▸ GIVEN TASK: Copy out the records in full, word for word, without pictures.

▸ RECORD EXTRACTS:
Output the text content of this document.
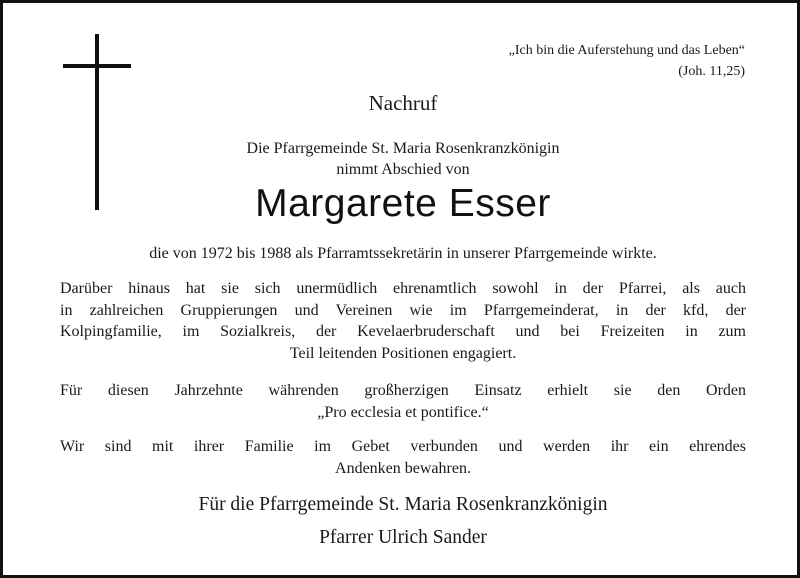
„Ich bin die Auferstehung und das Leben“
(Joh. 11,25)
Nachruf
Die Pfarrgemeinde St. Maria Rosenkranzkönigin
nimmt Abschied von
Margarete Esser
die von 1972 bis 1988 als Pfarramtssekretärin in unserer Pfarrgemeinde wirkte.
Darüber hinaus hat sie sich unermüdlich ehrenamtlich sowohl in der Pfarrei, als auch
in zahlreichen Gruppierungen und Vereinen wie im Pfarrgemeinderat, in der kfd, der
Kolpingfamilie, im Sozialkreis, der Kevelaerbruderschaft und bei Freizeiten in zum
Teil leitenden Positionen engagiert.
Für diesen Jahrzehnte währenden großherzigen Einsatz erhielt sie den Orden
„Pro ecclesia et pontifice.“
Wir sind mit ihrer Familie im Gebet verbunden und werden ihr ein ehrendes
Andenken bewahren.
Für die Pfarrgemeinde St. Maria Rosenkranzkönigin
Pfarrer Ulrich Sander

▸ COMPLETED TASK:
Output the text content of this document.
„Ich bin die Auferstehung und das Leben“
(Joh. 11,25)
Nachruf
Die Pfarrgemeinde St. Maria Rosenkranzkönigin
nimmt Abschied von
Margarete Esser
die von 1972 bis 1988 als Pfarramtssekretärin in unserer Pfarrgemeinde wirkte.
Darüber hinaus hat sie sich unermüdlich ehrenamtlich sowohl in der Pfarrei, als auch
in zahlreichen Gruppierungen und Vereinen wie im Pfarrgemeinderat, in der kfd, der
Kolpingfamilie, im Sozialkreis, der Kevelaerbruderschaft und bei Freizeiten in zum
Teil leitenden Positionen engagiert.
Für diesen Jahrzehnte währenden großherzigen Einsatz erhielt sie den Orden
„Pro ecclesia et pontifice.“
Wir sind mit ihrer Familie im Gebet verbunden und werden ihr ein ehrendes
Andenken bewahren.
Für die Pfarrgemeinde St. Maria Rosenkranzkönigin
Pfarrer Ulrich Sander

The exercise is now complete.